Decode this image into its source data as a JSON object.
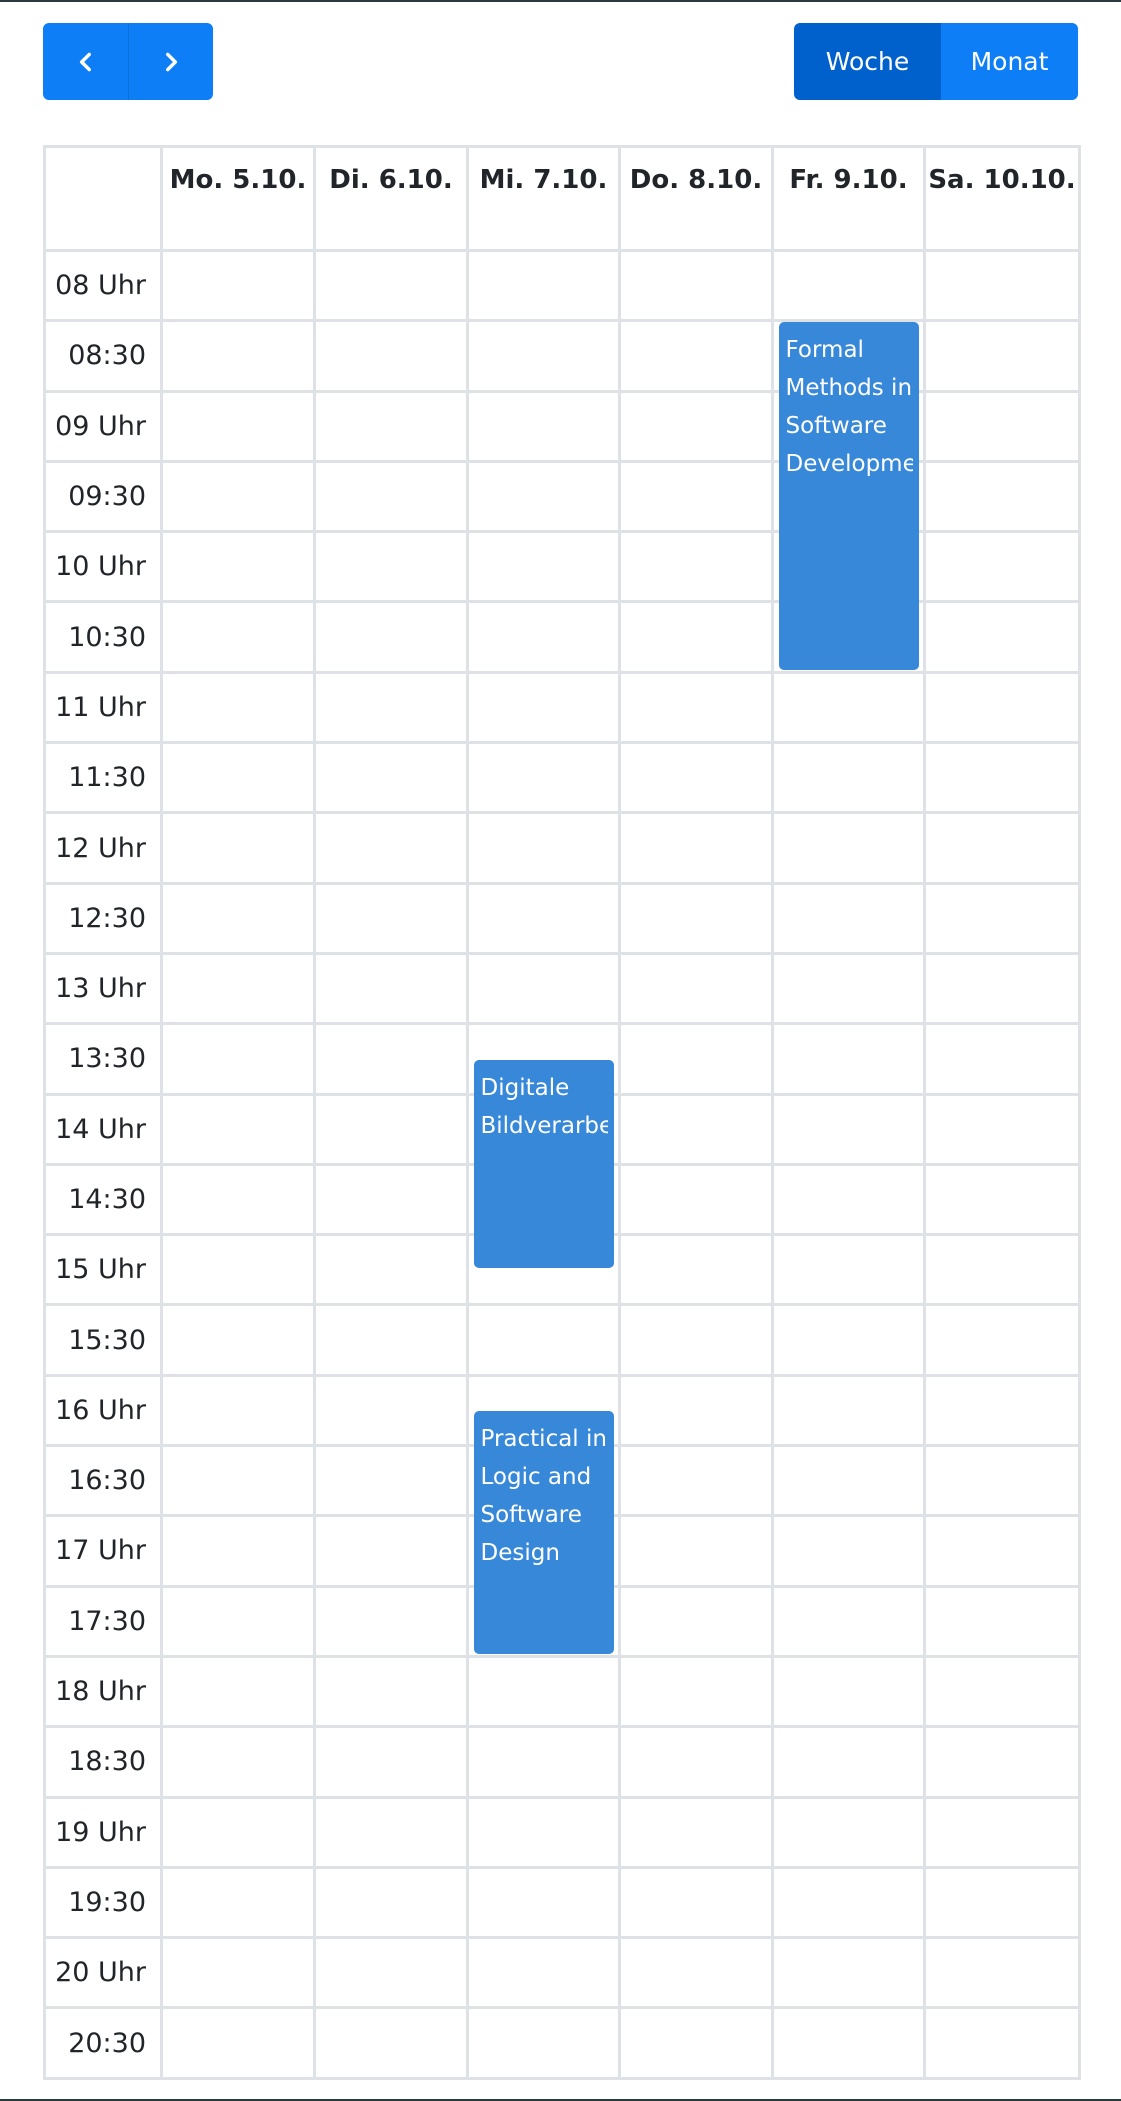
{
  "toolbar": {
    "prev_icon": "chevron-left-icon",
    "next_icon": "chevron-right-icon",
    "views": {
      "week": "Woche",
      "month": "Monat"
    },
    "active_view": "week"
  },
  "calendar": {
    "headers": [
      "",
      "Mo. 5.10.",
      "Di. 6.10.",
      "Mi. 7.10.",
      "Do. 8.10.",
      "Fr. 9.10.",
      "Sa. 10.10."
    ],
    "times": [
      "08 Uhr",
      "08:30",
      "09 Uhr",
      "09:30",
      "10 Uhr",
      "10:30",
      "11 Uhr",
      "11:30",
      "12 Uhr",
      "12:30",
      "13 Uhr",
      "13:30",
      "14 Uhr",
      "14:30",
      "15 Uhr",
      "15:30",
      "16 Uhr",
      "16:30",
      "17 Uhr",
      "17:30",
      "18 Uhr",
      "18:30",
      "19 Uhr",
      "19:30",
      "20 Uhr",
      "20:30"
    ],
    "events": [
      {
        "title_lines": [
          "Formal",
          "Methods in",
          "Software",
          "Development"
        ],
        "day": 5,
        "start_slot": 1,
        "end_slot": 6
      },
      {
        "title_lines": [
          "Digitale",
          "Bildverarbeitung"
        ],
        "day": 3,
        "start_slot": 11.5,
        "end_slot": 14.5
      },
      {
        "title_lines": [
          "Practical in",
          "Logic and",
          "Software",
          "Design"
        ],
        "day": 3,
        "start_slot": 16.5,
        "end_slot": 20
      }
    ],
    "colors": {
      "event": "#3788d8",
      "primary": "#0d7ef5",
      "primary_active": "#0061cc",
      "grid": "#dee2e6"
    }
  }
}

Job:
Quote every record above exactly, leaving out any pictures.

Full response:
Decode this image into its source data as a JSON object.
{
  "toolbar": {
    "prev_icon": "chevron-left-icon",
    "next_icon": "chevron-right-icon",
    "views": {
      "week": "Woche",
      "month": "Monat"
    },
    "active_view": "week"
  },
  "calendar": {
    "headers": [
      "",
      "Mo. 5.10.",
      "Di. 6.10.",
      "Mi. 7.10.",
      "Do. 8.10.",
      "Fr. 9.10.",
      "Sa. 10.10."
    ],
    "times": [
      "08 Uhr",
      "08:30",
      "09 Uhr",
      "09:30",
      "10 Uhr",
      "10:30",
      "11 Uhr",
      "11:30",
      "12 Uhr",
      "12:30",
      "13 Uhr",
      "13:30",
      "14 Uhr",
      "14:30",
      "15 Uhr",
      "15:30",
      "16 Uhr",
      "16:30",
      "17 Uhr",
      "17:30",
      "18 Uhr",
      "18:30",
      "19 Uhr",
      "19:30",
      "20 Uhr",
      "20:30"
    ],
    "events": [
      {
        "title_lines": [
          "Formal",
          "Methods in",
          "Software",
          "Development"
        ],
        "day": 5,
        "start_slot": 1,
        "end_slot": 6
      },
      {
        "title_lines": [
          "Digitale",
          "Bildverarbeitung"
        ],
        "day": 3,
        "start_slot": 11.5,
        "end_slot": 14.5
      },
      {
        "title_lines": [
          "Practical in",
          "Logic and",
          "Software",
          "Design"
        ],
        "day": 3,
        "start_slot": 16.5,
        "end_slot": 20
      }
    ],
    "colors": {
      "event": "#3788d8",
      "primary": "#0d7ef5",
      "primary_active": "#0061cc",
      "grid": "#dee2e6"
    }
  }
}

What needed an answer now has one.